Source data
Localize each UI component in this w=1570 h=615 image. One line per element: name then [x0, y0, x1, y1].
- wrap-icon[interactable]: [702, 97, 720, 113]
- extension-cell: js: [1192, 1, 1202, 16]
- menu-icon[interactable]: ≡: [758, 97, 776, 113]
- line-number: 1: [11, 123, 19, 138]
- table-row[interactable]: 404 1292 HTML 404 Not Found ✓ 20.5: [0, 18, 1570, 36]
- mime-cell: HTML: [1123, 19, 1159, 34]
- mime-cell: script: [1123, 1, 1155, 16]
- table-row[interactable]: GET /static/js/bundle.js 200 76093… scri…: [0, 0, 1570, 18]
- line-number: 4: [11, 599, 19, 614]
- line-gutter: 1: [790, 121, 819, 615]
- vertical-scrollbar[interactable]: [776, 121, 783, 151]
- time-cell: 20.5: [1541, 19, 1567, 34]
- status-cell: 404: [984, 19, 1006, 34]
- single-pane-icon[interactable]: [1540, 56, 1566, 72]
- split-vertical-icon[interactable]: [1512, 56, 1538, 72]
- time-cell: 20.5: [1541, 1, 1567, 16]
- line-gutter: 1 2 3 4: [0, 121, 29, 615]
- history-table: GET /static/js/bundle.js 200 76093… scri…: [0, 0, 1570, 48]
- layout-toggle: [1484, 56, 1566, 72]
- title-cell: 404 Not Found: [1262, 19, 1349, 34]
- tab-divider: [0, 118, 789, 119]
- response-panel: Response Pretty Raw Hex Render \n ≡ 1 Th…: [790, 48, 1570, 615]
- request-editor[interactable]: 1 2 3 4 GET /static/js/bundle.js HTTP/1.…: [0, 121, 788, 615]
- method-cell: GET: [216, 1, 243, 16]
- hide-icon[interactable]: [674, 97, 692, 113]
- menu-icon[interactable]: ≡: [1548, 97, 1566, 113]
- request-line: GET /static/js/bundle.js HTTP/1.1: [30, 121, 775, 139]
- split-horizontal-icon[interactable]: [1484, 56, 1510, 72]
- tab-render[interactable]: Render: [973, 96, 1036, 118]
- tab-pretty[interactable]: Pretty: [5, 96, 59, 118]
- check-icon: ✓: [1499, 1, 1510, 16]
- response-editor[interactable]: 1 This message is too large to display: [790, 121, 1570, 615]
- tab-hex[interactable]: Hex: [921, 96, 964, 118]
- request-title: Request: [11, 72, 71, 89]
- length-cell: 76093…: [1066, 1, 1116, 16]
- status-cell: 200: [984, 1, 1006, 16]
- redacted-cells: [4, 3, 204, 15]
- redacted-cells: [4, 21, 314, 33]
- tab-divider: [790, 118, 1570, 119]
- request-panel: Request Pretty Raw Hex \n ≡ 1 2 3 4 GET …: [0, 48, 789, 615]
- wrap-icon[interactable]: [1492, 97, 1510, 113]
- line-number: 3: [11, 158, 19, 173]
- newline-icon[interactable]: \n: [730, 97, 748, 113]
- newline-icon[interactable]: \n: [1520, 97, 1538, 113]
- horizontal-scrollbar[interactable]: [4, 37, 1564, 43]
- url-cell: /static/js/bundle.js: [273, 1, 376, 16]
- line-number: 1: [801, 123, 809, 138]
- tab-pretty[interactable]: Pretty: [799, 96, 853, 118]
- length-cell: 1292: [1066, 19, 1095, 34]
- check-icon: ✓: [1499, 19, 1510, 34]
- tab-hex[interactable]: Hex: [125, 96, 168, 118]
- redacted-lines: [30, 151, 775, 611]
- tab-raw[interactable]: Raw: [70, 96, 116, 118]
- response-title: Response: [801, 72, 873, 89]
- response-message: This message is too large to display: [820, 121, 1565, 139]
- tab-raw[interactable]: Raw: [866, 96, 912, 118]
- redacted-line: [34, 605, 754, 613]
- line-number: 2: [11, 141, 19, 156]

→ REQUIREMENT:
How many lines in the entries above contain the string "bundle"? Reply with the number alone.

→ COMPLETE ANSWER:
5